▶ **DIRECTIONS FOR THIS TASK**
Scan the lines below for the string "name" and report how many lines contain it, giving only the number.

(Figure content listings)
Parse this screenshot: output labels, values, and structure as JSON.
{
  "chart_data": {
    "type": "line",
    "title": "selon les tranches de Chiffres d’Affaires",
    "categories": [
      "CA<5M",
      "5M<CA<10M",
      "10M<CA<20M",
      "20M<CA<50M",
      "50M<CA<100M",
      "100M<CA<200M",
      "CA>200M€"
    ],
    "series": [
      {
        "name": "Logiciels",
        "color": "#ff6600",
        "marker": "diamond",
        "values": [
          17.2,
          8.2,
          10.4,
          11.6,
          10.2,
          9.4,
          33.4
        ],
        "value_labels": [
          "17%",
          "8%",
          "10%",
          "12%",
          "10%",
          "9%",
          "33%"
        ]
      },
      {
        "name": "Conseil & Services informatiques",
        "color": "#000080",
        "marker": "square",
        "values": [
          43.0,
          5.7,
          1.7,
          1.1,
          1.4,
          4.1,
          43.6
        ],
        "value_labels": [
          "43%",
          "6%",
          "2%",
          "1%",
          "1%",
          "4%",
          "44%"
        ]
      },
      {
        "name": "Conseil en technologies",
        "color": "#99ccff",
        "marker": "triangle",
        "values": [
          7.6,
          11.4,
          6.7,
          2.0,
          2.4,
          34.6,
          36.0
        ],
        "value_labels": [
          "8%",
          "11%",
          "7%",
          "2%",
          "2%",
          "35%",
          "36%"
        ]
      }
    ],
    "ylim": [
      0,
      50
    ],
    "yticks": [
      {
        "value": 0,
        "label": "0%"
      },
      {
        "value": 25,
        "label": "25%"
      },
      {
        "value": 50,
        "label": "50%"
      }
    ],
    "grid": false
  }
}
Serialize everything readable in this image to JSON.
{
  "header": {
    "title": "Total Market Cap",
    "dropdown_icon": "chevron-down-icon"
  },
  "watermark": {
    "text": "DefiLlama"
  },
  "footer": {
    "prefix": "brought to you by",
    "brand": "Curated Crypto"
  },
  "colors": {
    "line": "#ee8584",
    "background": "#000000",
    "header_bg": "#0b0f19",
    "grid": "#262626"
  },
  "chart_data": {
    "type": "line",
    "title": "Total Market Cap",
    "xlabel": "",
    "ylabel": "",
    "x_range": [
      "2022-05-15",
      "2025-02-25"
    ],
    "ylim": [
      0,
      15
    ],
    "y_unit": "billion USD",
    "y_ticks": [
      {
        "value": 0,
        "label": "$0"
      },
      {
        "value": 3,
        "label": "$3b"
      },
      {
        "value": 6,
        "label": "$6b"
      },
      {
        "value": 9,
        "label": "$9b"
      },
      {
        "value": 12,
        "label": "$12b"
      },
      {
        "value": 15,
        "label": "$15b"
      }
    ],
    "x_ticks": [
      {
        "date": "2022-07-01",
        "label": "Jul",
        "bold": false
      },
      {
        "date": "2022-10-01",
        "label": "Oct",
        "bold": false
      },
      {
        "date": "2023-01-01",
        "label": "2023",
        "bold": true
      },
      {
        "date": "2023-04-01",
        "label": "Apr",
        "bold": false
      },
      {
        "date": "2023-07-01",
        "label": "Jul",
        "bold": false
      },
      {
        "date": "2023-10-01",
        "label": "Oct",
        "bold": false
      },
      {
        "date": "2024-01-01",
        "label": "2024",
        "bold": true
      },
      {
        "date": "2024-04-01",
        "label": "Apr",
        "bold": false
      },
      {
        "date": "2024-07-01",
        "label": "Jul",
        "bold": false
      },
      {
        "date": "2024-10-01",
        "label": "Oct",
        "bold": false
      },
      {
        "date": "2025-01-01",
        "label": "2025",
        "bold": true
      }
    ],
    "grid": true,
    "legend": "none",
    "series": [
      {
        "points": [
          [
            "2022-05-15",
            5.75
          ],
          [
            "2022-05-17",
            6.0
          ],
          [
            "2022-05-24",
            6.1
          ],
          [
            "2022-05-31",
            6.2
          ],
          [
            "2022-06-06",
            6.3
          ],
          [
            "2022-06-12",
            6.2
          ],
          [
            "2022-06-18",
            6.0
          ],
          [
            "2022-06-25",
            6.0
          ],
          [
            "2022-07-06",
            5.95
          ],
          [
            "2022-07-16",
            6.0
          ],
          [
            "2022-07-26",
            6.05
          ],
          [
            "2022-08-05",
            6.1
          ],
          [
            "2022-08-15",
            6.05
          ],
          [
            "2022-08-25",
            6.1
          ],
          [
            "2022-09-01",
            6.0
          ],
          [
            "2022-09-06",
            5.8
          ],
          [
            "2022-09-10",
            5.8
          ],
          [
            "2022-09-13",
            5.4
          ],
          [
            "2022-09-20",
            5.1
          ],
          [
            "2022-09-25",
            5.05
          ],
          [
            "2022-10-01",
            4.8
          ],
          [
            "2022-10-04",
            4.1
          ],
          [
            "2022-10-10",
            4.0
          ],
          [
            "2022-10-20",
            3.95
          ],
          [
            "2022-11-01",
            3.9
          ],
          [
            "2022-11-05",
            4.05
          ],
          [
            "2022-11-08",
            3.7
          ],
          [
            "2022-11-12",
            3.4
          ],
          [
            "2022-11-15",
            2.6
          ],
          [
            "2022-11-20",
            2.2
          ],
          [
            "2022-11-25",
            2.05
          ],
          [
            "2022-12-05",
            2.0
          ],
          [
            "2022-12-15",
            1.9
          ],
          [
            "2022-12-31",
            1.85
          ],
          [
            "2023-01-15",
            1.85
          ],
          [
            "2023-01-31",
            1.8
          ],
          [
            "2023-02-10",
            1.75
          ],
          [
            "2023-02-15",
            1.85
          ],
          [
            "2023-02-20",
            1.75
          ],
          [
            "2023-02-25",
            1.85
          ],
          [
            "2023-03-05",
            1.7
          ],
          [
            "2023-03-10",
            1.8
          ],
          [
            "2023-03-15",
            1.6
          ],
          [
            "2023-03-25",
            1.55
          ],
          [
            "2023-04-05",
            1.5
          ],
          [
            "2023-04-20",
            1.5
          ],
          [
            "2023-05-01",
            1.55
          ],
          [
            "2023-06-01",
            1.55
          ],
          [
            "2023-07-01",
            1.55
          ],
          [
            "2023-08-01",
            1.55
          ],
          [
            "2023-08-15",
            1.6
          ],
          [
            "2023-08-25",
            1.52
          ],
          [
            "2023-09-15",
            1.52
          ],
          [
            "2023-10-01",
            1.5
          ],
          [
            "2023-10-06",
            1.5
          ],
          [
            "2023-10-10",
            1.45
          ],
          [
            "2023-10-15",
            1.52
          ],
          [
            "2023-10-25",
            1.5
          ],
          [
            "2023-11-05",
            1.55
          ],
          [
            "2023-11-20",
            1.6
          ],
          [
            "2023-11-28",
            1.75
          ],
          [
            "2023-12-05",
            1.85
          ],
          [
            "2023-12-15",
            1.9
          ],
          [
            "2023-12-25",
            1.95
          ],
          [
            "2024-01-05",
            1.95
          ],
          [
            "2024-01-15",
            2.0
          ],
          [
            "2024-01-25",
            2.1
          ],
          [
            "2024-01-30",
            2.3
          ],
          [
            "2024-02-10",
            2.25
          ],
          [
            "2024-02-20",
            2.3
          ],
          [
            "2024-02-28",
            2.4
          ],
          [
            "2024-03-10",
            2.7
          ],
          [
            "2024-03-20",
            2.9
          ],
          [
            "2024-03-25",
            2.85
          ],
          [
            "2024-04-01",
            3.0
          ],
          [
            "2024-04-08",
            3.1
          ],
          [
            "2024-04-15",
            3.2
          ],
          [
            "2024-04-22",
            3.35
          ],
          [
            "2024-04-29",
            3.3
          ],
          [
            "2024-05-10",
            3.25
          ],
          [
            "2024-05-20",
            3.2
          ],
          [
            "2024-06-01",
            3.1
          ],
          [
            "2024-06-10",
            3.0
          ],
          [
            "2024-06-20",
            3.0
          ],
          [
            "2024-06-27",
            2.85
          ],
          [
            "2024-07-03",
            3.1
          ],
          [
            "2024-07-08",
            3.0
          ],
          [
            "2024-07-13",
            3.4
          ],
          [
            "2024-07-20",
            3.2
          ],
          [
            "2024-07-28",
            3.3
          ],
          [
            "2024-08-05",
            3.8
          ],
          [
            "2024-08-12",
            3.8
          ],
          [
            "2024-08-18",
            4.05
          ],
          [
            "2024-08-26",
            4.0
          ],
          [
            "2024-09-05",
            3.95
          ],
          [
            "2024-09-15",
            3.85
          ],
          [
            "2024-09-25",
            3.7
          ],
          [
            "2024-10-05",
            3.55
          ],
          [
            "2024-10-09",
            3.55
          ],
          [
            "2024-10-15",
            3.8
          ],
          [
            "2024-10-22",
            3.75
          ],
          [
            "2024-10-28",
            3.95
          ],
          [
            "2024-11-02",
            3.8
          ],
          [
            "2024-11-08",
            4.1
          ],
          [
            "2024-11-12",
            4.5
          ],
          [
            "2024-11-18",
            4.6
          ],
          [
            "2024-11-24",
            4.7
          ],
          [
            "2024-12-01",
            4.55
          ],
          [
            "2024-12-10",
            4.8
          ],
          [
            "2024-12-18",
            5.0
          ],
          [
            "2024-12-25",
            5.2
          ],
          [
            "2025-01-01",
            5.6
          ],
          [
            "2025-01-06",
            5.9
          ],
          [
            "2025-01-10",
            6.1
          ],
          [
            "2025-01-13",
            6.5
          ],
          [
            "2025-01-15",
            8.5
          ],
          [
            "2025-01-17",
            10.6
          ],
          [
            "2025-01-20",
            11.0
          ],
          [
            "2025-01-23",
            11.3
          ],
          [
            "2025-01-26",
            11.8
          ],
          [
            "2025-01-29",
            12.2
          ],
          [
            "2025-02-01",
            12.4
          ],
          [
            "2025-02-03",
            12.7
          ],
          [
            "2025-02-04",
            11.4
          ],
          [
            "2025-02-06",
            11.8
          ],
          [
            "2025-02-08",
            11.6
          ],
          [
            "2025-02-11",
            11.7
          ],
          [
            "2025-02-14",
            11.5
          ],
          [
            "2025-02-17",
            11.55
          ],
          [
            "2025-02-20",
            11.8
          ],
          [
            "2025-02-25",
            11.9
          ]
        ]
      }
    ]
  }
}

▶ **EXERCISE ANSWER**
3